* PROVIDED ENTRIES *
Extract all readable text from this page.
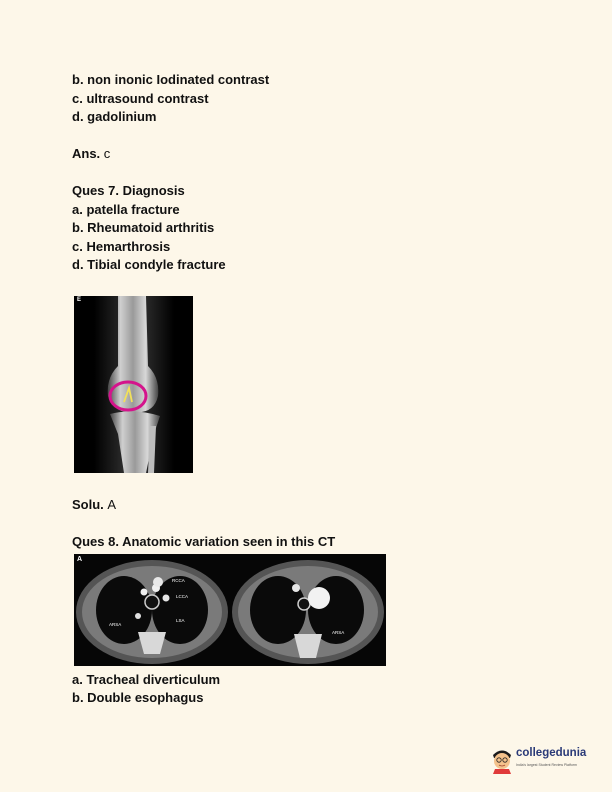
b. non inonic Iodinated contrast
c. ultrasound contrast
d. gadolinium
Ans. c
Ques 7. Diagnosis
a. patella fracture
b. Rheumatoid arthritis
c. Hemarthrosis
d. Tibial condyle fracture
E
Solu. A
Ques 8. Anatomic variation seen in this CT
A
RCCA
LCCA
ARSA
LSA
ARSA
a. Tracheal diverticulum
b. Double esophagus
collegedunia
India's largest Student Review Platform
--
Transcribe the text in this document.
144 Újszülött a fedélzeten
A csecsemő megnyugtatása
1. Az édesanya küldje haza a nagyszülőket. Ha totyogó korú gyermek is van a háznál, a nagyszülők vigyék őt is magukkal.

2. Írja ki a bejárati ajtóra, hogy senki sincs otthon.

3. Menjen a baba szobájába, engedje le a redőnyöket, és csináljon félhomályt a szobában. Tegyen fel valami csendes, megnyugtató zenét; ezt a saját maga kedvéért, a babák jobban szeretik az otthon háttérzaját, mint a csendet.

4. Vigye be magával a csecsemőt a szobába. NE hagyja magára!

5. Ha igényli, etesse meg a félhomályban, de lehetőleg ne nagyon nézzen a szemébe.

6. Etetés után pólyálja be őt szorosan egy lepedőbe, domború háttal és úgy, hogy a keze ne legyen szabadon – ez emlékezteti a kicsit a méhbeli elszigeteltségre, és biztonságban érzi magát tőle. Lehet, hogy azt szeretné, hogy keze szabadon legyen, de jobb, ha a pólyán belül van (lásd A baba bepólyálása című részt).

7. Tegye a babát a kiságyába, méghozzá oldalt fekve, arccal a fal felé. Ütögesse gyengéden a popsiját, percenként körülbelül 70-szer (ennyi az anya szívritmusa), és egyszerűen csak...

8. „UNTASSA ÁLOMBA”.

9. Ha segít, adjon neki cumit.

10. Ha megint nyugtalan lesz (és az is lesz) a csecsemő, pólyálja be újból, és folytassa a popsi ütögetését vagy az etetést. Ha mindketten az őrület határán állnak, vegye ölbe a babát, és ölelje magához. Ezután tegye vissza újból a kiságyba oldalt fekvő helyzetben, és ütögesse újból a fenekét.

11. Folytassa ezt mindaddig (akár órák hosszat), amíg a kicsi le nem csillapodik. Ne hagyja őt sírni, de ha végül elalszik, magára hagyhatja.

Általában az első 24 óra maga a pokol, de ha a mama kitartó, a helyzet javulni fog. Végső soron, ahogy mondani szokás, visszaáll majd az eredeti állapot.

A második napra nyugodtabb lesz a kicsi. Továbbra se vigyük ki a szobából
==
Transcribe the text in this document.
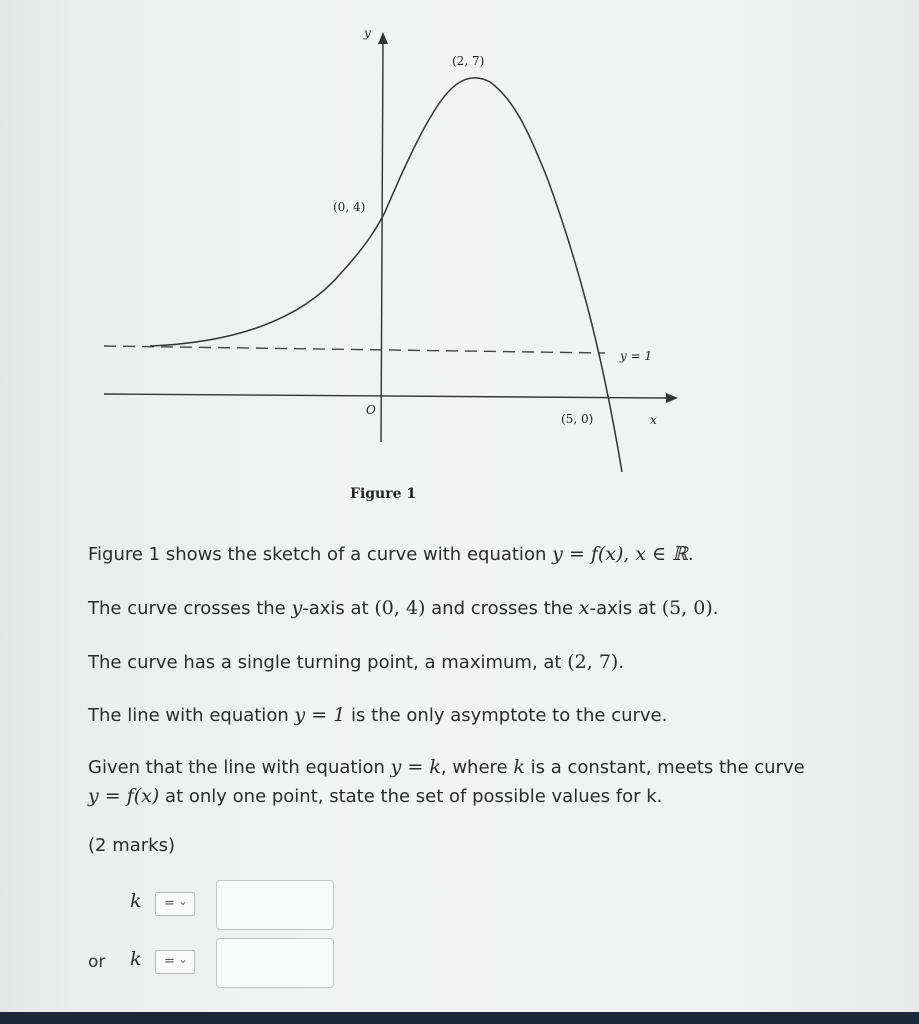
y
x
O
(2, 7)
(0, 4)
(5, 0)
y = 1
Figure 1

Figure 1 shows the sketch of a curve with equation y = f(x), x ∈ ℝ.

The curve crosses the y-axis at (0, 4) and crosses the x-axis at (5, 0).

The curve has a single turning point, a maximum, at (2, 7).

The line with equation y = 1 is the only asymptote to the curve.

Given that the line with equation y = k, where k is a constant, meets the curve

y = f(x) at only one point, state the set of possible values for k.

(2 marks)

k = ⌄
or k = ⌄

* GOAL *
Give every line of the material that includes the string "magára".

* ANSWER FOR THIS EXERCISE *
4. Vigye be magával a csecsemőt a szobába. NE hagyja magára!
11. Folytassa ezt mindaddig (akár órák hosszat), amíg a kicsi le nem csillapodik. Ne hagyja őt sírni, de ha végül elalszik, magára hagyhatja.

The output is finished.